- [WHAT IS ASKED]
Leave out the pictures; transcribe all else exactly.

--- Start of DATA FOR THIS TASK ---

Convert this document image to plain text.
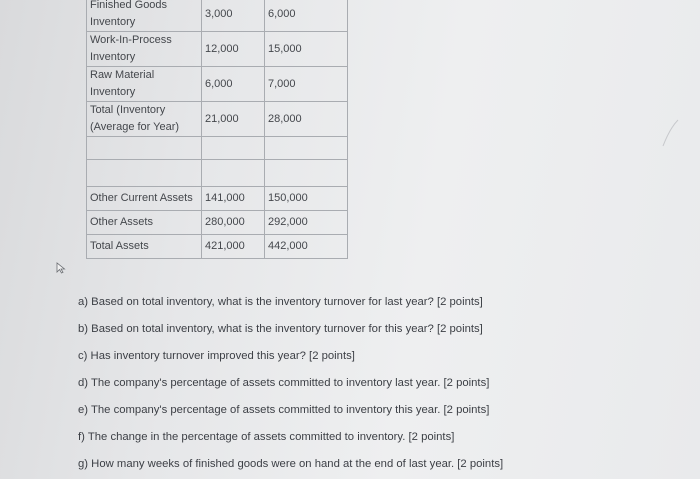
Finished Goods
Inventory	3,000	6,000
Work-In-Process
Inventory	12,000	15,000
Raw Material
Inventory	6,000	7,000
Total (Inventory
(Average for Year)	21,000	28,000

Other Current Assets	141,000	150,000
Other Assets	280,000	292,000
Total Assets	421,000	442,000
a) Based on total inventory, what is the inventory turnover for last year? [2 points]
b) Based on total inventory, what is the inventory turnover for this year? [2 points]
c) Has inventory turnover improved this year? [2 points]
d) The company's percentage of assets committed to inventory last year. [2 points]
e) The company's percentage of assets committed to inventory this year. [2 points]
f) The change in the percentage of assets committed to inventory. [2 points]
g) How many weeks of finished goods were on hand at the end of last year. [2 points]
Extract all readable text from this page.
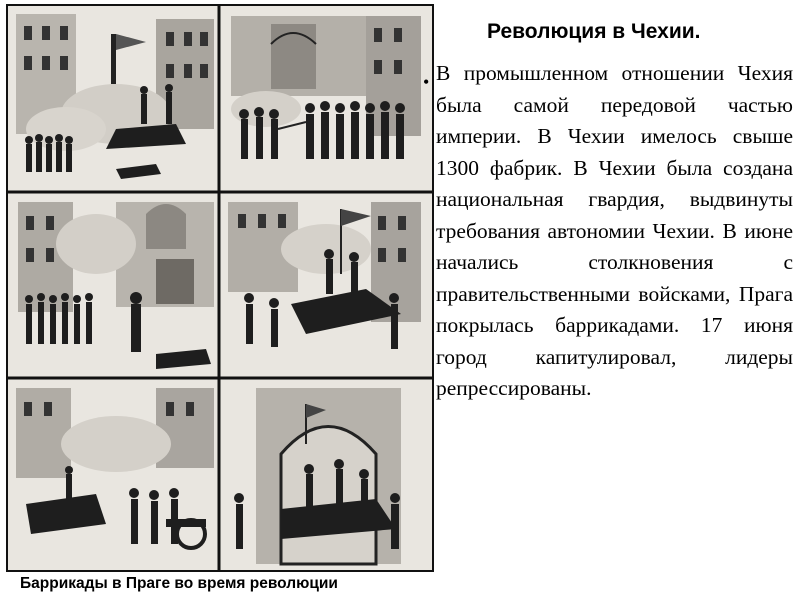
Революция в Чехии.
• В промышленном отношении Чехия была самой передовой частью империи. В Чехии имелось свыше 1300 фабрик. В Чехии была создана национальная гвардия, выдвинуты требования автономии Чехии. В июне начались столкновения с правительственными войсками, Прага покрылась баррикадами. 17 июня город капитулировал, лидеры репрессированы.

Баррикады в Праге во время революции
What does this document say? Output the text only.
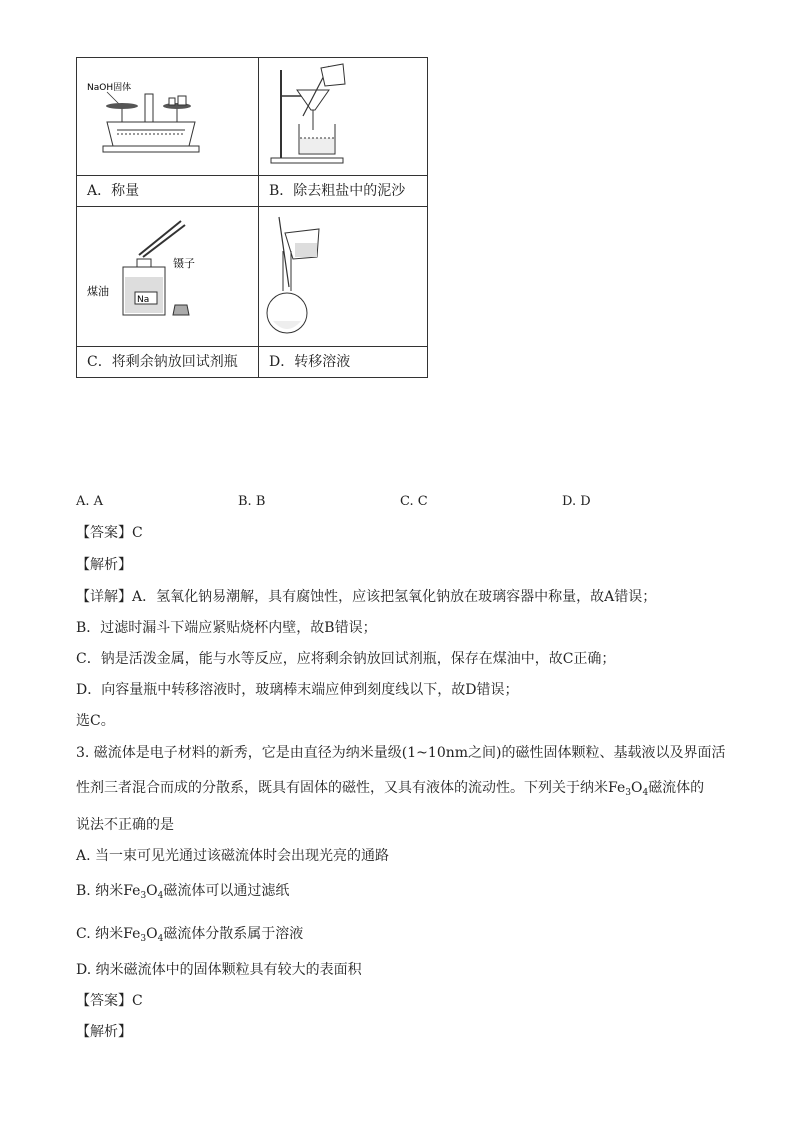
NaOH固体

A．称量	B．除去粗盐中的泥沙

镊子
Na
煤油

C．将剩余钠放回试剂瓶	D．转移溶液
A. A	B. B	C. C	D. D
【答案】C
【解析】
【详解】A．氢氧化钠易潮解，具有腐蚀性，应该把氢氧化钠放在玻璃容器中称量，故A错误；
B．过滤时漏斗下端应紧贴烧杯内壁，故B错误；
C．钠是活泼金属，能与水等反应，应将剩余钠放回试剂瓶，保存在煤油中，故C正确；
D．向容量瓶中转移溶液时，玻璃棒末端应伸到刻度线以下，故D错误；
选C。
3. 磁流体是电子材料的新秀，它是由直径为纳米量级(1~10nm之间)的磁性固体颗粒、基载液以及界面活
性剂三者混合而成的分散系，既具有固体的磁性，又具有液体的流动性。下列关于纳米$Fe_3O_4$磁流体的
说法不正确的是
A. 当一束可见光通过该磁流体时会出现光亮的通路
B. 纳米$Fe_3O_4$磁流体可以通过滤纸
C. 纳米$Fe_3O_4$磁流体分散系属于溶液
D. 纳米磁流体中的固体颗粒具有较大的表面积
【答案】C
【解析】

--- End of DATA FOR THIS TASK ---

- [EXERCISE OUTPUT]
Convert this document image to plain text.
Finished Goods
Inventory	3,000	6,000
Work-In-Process
Inventory	12,000	15,000
Raw Material
Inventory	6,000	7,000
Total (Inventory
(Average for Year)	21,000	28,000

Other Current Assets	141,000	150,000
Other Assets	280,000	292,000
Total Assets	421,000	442,000
a) Based on total inventory, what is the inventory turnover for last year? [2 points]
b) Based on total inventory, what is the inventory turnover for this year? [2 points]
c) Has inventory turnover improved this year? [2 points]
d) The company's percentage of assets committed to inventory last year. [2 points]
e) The company's percentage of assets committed to inventory this year. [2 points]
f) The change in the percentage of assets committed to inventory. [2 points]
g) How many weeks of finished goods were on hand at the end of last year. [2 points]
Extract all readable text from this page.
Революция в Чехии.
• В промышленном отношении Чехия была самой передовой частью империи. В Чехии имелось свыше 1300 фабрик. В Чехии была создана национальная гвардия, выдвинуты требования автономии Чехии. В июне начались столкновения с правительственными войсками, Прага покрылась баррикадами. 17 июня город капитулировал, лидеры репрессированы.

Баррикады в Праге во время революции
What does this document say? Output the text only.
NaOH固体

A．称量	B．除去粗盐中的泥沙

镊子
Na
煤油

C．将剩余钠放回试剂瓶	D．转移溶液
A. A	B. B	C. C	D. D
【答案】C
【解析】
【详解】A．氢氧化钠易潮解，具有腐蚀性，应该把氢氧化钠放在玻璃容器中称量，故A错误；
B．过滤时漏斗下端应紧贴烧杯内壁，故B错误；
C．钠是活泼金属，能与水等反应，应将剩余钠放回试剂瓶，保存在煤油中，故C正确；
D．向容量瓶中转移溶液时，玻璃棒末端应伸到刻度线以下，故D错误；
选C。
3. 磁流体是电子材料的新秀，它是由直径为纳米量级(1~10nm之间)的磁性固体颗粒、基载液以及界面活
性剂三者混合而成的分散系，既具有固体的磁性，又具有液体的流动性。下列关于纳米$Fe_3O_4$磁流体的
说法不正确的是
A. 当一束可见光通过该磁流体时会出现光亮的通路
B. 纳米$Fe_3O_4$磁流体可以通过滤纸
C. 纳米$Fe_3O_4$磁流体分散系属于溶液
D. 纳米磁流体中的固体颗粒具有较大的表面积
【答案】C
【解析】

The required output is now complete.